Problem to solve
Return the lines below that carry the word "已知二次函数y".

Data rows
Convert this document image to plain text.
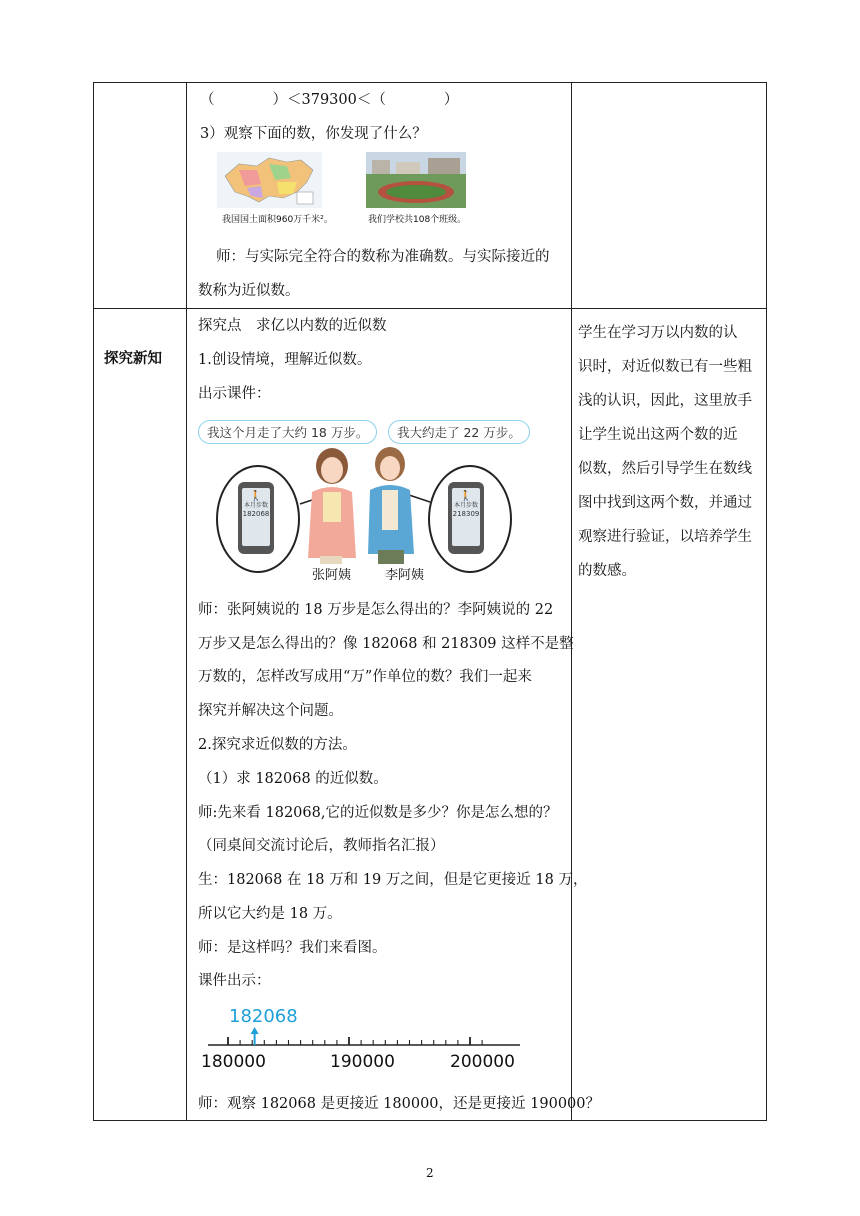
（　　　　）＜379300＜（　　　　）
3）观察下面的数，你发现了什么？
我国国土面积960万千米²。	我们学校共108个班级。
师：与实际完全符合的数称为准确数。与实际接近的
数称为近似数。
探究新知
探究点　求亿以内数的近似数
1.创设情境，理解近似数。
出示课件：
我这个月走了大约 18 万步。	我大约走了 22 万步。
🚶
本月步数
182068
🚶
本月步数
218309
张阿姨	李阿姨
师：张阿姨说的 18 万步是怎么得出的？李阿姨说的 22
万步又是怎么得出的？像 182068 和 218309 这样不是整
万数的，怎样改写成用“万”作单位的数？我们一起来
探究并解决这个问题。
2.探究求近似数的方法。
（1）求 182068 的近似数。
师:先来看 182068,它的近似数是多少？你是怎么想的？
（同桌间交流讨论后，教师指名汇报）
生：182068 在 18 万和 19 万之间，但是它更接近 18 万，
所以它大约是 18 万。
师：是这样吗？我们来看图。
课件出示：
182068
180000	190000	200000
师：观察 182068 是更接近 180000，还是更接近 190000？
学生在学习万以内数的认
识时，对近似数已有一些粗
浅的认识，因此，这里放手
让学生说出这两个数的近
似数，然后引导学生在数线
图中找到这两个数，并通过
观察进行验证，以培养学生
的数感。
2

---

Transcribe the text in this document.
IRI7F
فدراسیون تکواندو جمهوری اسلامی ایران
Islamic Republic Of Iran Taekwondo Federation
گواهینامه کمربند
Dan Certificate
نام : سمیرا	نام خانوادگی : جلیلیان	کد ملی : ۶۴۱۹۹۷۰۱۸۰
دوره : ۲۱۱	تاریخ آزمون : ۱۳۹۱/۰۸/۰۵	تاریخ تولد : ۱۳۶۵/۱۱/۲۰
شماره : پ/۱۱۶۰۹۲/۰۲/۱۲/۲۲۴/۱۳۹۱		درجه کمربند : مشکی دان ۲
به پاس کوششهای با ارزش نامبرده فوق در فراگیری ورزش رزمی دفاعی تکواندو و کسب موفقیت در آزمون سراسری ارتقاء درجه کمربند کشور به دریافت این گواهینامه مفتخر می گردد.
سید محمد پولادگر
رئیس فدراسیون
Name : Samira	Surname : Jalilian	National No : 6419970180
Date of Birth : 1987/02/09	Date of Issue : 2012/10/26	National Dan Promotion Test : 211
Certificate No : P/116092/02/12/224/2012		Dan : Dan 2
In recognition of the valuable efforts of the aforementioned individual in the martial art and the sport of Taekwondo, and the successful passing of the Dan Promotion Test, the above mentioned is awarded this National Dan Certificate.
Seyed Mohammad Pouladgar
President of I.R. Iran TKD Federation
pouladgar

==

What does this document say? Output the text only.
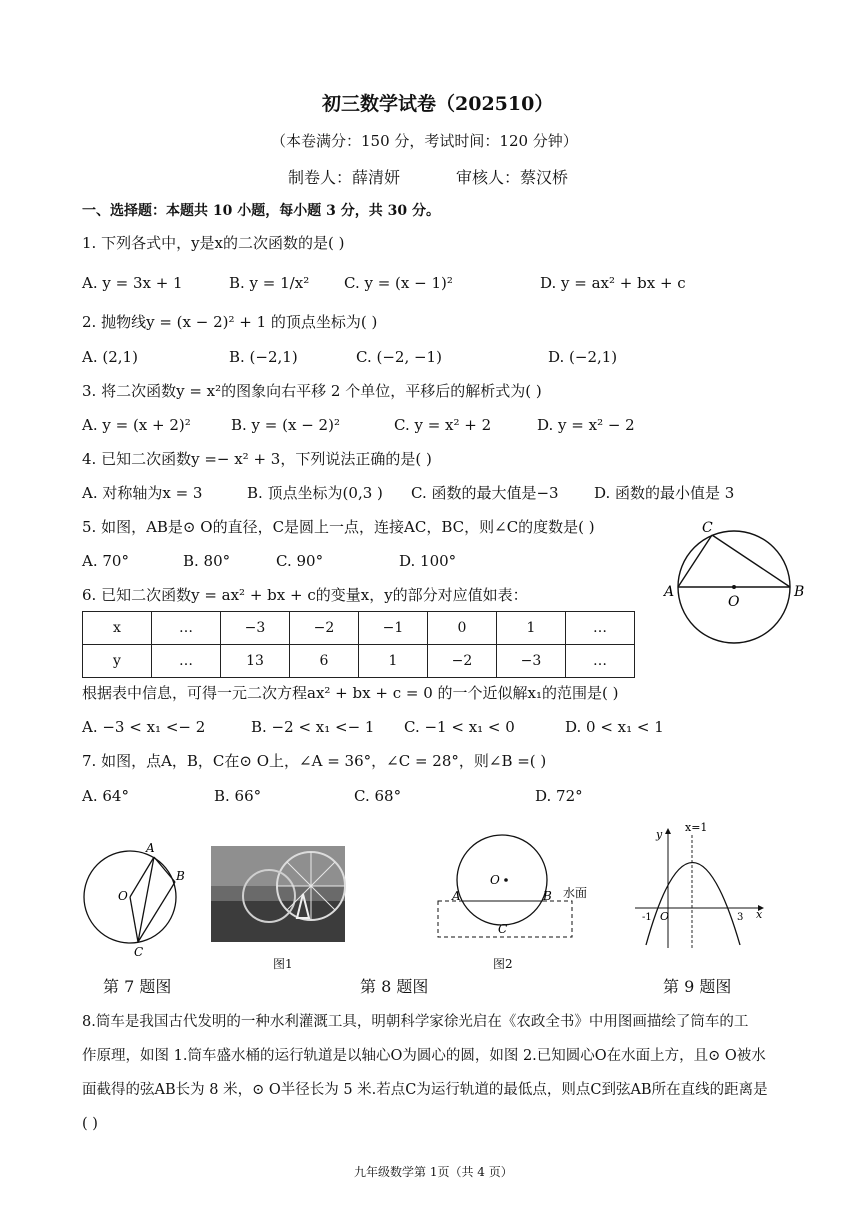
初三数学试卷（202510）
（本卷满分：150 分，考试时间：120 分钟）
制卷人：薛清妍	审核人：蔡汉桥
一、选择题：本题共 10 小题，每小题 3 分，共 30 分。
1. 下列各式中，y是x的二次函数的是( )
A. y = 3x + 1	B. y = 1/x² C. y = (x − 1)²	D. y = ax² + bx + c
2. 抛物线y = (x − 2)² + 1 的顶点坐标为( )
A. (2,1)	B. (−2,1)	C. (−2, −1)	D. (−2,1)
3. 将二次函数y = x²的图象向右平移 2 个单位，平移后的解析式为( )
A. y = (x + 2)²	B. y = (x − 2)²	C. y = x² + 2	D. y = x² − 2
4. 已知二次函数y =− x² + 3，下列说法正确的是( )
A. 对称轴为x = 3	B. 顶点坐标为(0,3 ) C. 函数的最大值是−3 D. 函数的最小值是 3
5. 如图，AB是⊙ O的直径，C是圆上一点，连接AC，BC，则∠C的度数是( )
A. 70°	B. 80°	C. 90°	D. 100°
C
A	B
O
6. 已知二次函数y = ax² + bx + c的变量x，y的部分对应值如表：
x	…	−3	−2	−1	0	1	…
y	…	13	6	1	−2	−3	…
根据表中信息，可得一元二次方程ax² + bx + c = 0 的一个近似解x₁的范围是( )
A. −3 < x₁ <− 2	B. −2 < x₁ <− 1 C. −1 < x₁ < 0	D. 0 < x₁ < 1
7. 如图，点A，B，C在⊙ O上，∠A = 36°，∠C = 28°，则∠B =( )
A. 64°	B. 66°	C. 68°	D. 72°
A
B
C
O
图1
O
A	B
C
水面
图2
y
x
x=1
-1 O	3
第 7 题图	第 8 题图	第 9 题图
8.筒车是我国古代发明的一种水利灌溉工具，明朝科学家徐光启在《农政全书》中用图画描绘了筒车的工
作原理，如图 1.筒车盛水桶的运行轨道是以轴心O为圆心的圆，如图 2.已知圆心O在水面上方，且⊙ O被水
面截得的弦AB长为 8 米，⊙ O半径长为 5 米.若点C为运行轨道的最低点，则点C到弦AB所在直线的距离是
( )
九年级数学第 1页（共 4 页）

Completed exercise
4. 已知二次函数y =− x² + 3，下列说法正确的是( )
6. 已知二次函数y = ax² + bx + c的变量x，y的部分对应值如表：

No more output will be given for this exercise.